Data provided START
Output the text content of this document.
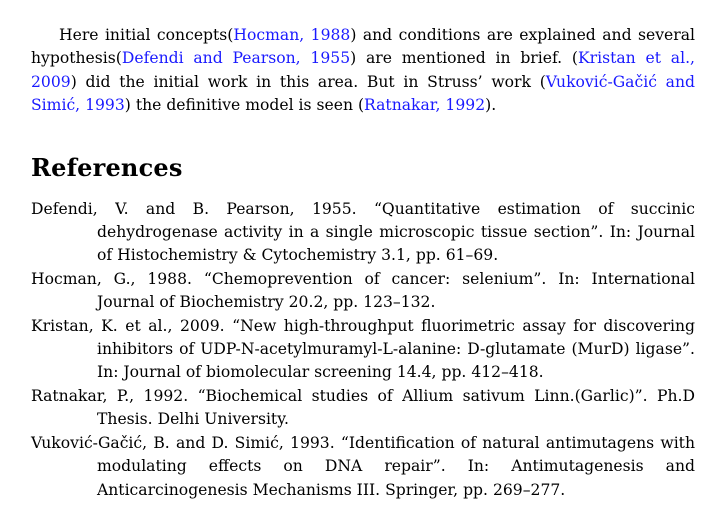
Here initial concepts(Hocman, 1988) and conditions are explained and several hypothesis(Defendi and Pearson, 1955) are mentioned in brief. (Kristan et al., 2009) did the initial work in this area. But in Struss’ work (Vuković-Gačić and Simić, 1993) the definitive model is seen (Ratnakar, 1992).

References
Defendi, V. and B. Pearson, 1955. “Quantitative estimation of succinic dehydrogenase activity in a single microscopic tissue section”. In: Journal of Histochemistry & Cytochemistry 3.1, pp. 61–69.
Hocman, G., 1988. “Chemoprevention of cancer: selenium”. In: International Journal of Biochemistry 20.2, pp. 123–132.
Kristan, K. et al., 2009. “New high-throughput fluorimetric assay for discovering inhibitors of UDP-N-acetylmuramyl-L-alanine: D-glutamate (MurD) ligase”. In: Journal of biomolecular screening 14.4, pp. 412–418.
Ratnakar, P., 1992. “Biochemical studies of Allium sativum Linn.(Garlic)”. Ph.D Thesis. Delhi University.
Vuković-Gačić, B. and D. Simić, 1993. “Identification of natural antimutagens with modulating effects on DNA repair”. In: Antimutagenesis and Anticarcinogenesis Mechanisms III. Springer, pp. 269–277.
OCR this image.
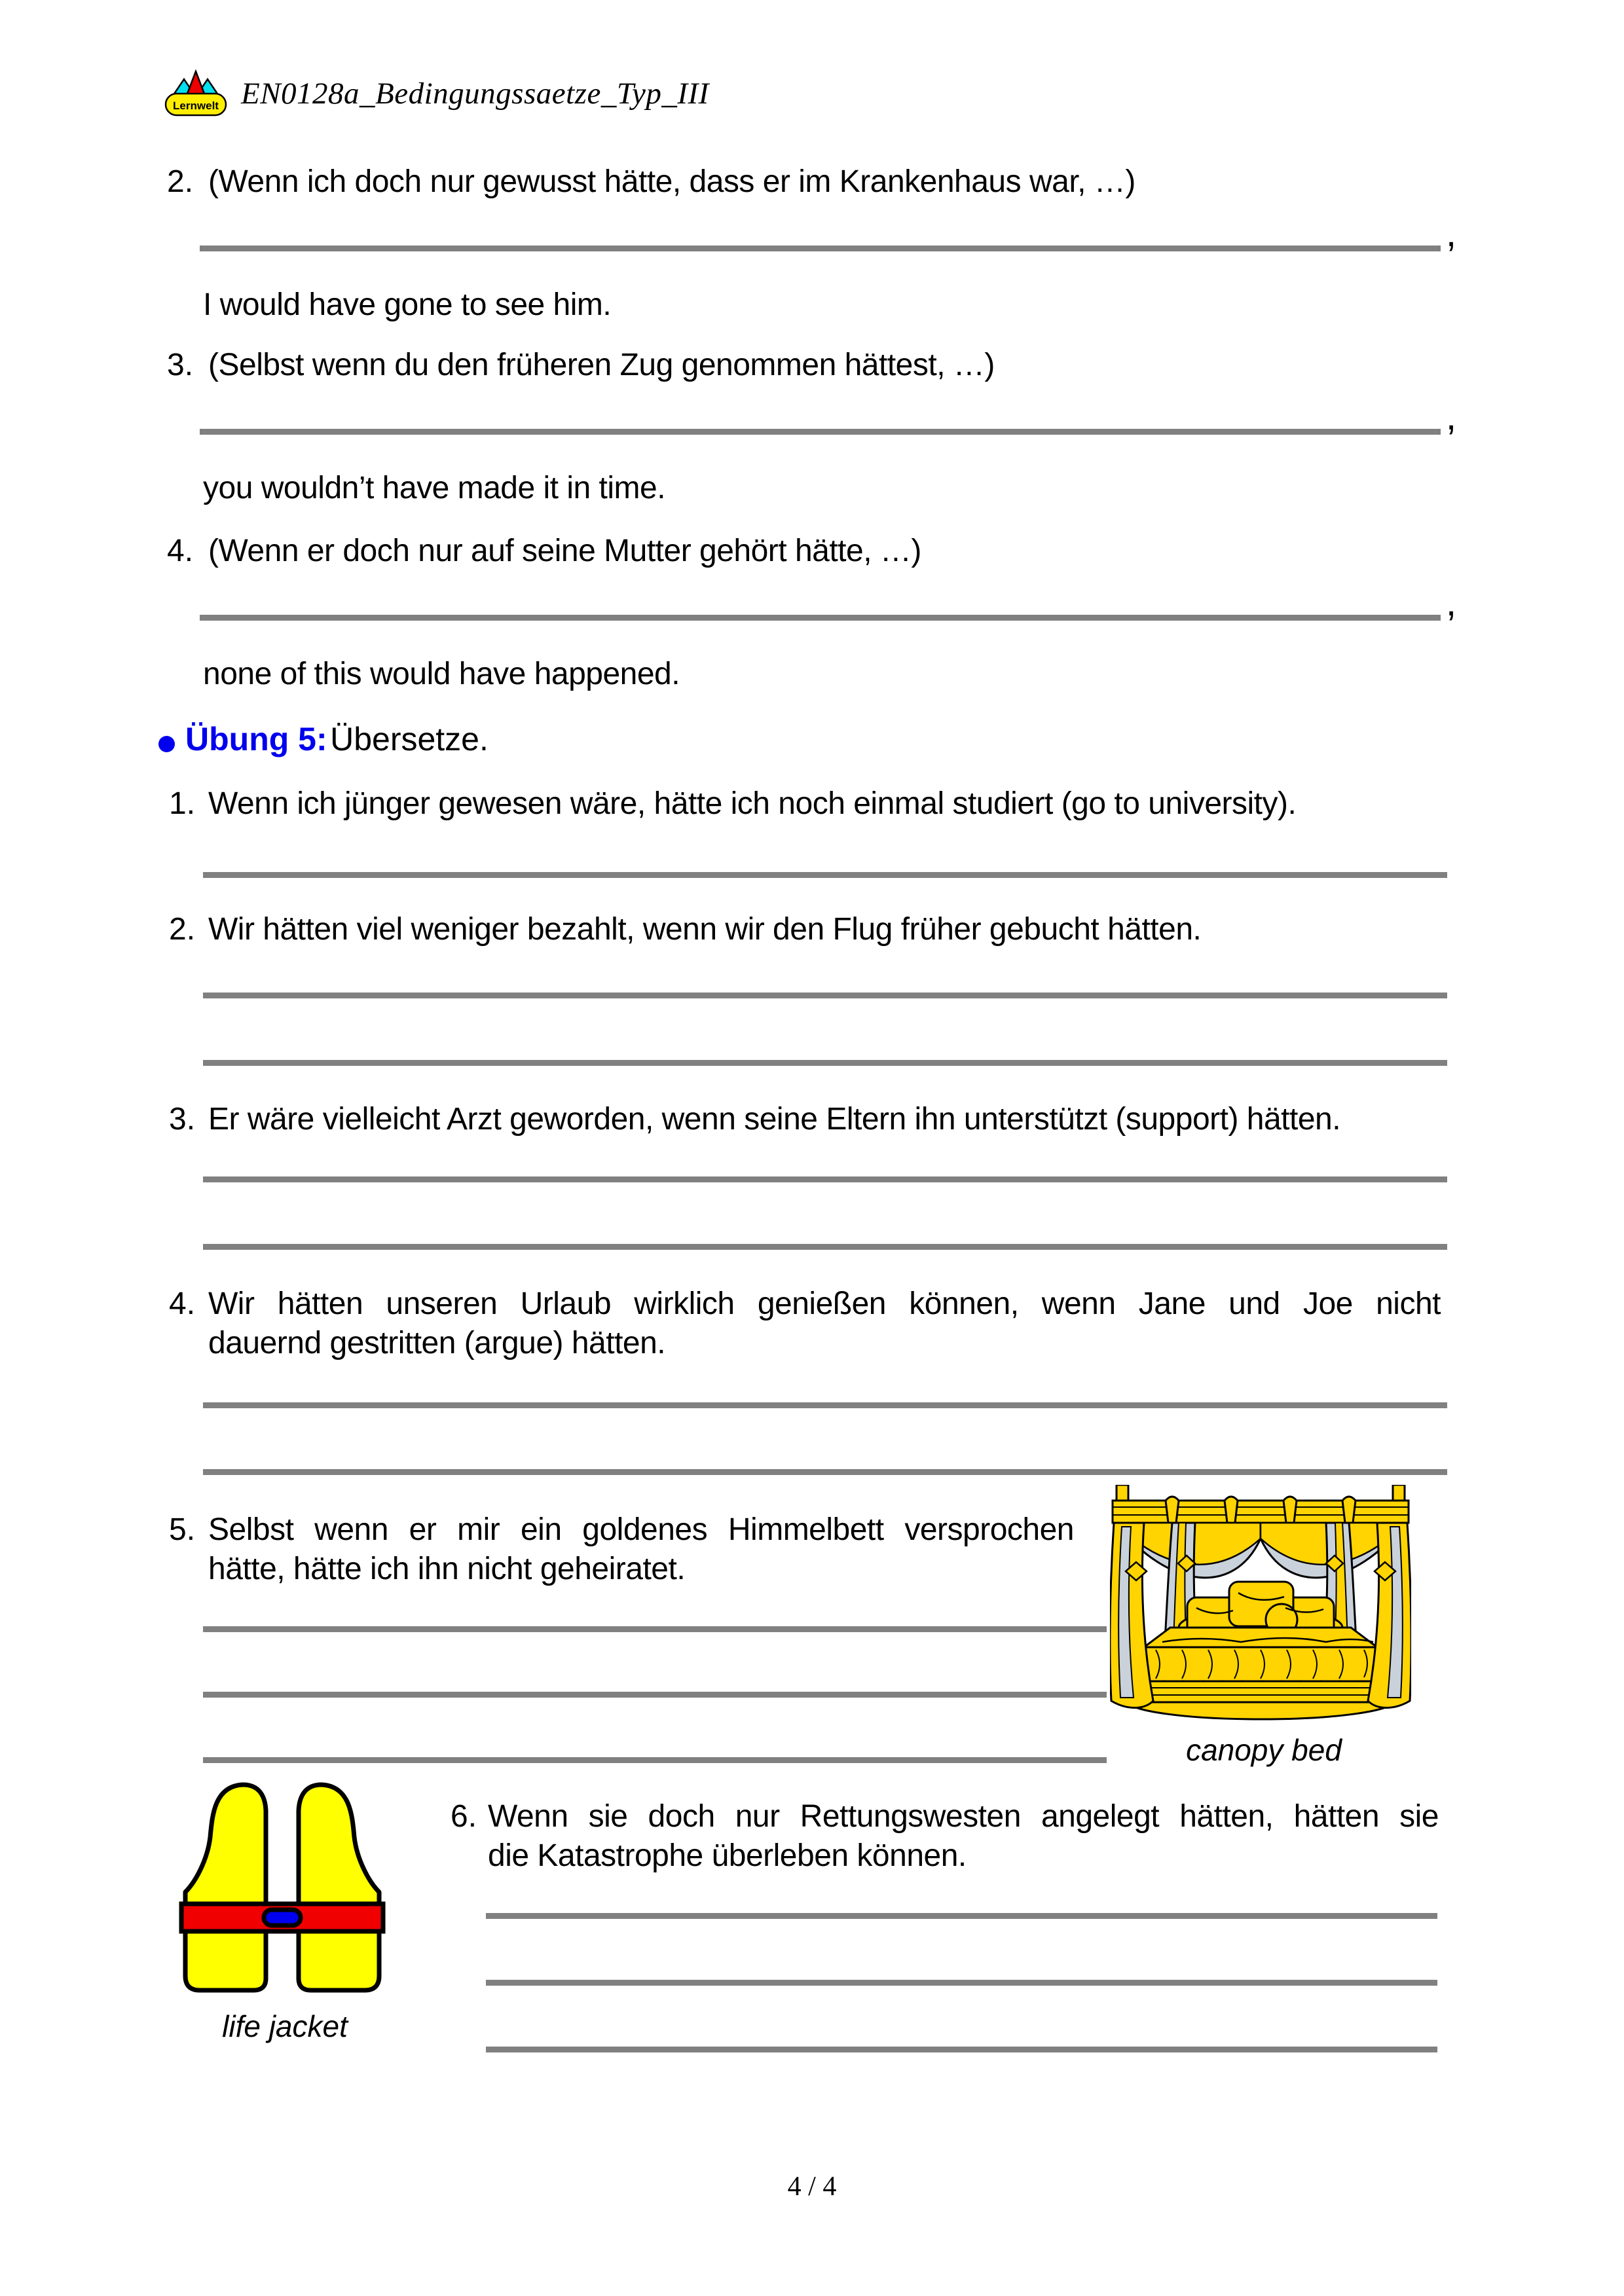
Lernwelt EN0128a_Bedingungssaetze_Typ_III
2. (Wenn ich doch nur gewusst hätte, dass er im Krankenhaus war, …)
,
I would have gone to see him.
3. (Selbst wenn du den früheren Zug genommen hättest, …)
,
you wouldn’t have made it in time.
4. (Wenn er doch nur auf seine Mutter gehört hätte, …)
,
none of this would have happened.
Übung 5: Übersetze.
1. Wenn ich jünger gewesen wäre, hätte ich noch einmal studiert (go to university).
2. Wir hätten viel weniger bezahlt, wenn wir den Flug früher gebucht hätten.
3. Er wäre vielleicht Arzt geworden, wenn seine Eltern ihn unterstützt (support) hätten.
4. Wir hätten unseren Urlaub wirklich genießen können, wenn Jane und Joe nicht
dauernd gestritten (argue) hätten.
5. Selbst wenn er mir ein goldenes Himmelbett versprochen
hätte, hätte ich ihn nicht geheiratet.
canopy bed
6. Wenn sie doch nur Rettungswesten angelegt hätten, hätten sie
die Katastrophe überleben können.
life jacket
4 / 4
Data provided END
__What you need to do__
Once the pictures are removed, output the remaining material exactly.

__Answer space__
Output the text content of this document.
Here initial concepts(Hocman, 1988) and conditions are explained and several hypothesis(Defendi and Pearson, 1955) are mentioned in brief. (Kristan et al., 2009) did the initial work in this area. But in Struss’ work (Vuković-Gačić and Simić, 1993) the definitive model is seen (Ratnakar, 1992).

References
Defendi, V. and B. Pearson, 1955. “Quantitative estimation of succinic dehydrogenase activity in a single microscopic tissue section”. In: Journal of Histochemistry & Cytochemistry 3.1, pp. 61–69.
Hocman, G., 1988. “Chemoprevention of cancer: selenium”. In: International Journal of Biochemistry 20.2, pp. 123–132.
Kristan, K. et al., 2009. “New high-throughput fluorimetric assay for discovering inhibitors of UDP-N-acetylmuramyl-L-alanine: D-glutamate (MurD) ligase”. In: Journal of biomolecular screening 14.4, pp. 412–418.
Ratnakar, P., 1992. “Biochemical studies of Allium sativum Linn.(Garlic)”. Ph.D Thesis. Delhi University.
Vuković-Gačić, B. and D. Simić, 1993. “Identification of natural antimutagens with modulating effects on DNA repair”. In: Antimutagenesis and Anticarcinogenesis Mechanisms III. Springer, pp. 269–277.
OCR this image.
Lernwelt EN0128a_Bedingungssaetze_Typ_III
2. (Wenn ich doch nur gewusst hätte, dass er im Krankenhaus war, …)
,
I would have gone to see him.
3. (Selbst wenn du den früheren Zug genommen hättest, …)
,
you wouldn’t have made it in time.
4. (Wenn er doch nur auf seine Mutter gehört hätte, …)
,
none of this would have happened.
Übung 5: Übersetze.
1. Wenn ich jünger gewesen wäre, hätte ich noch einmal studiert (go to university).
2. Wir hätten viel weniger bezahlt, wenn wir den Flug früher gebucht hätten.
3. Er wäre vielleicht Arzt geworden, wenn seine Eltern ihn unterstützt (support) hätten.
4. Wir hätten unseren Urlaub wirklich genießen können, wenn Jane und Joe nicht
dauernd gestritten (argue) hätten.
5. Selbst wenn er mir ein goldenes Himmelbett versprochen
hätte, hätte ich ihn nicht geheiratet.
canopy bed
6. Wenn sie doch nur Rettungswesten angelegt hätten, hätten sie
die Katastrophe überleben können.
life jacket
4 / 4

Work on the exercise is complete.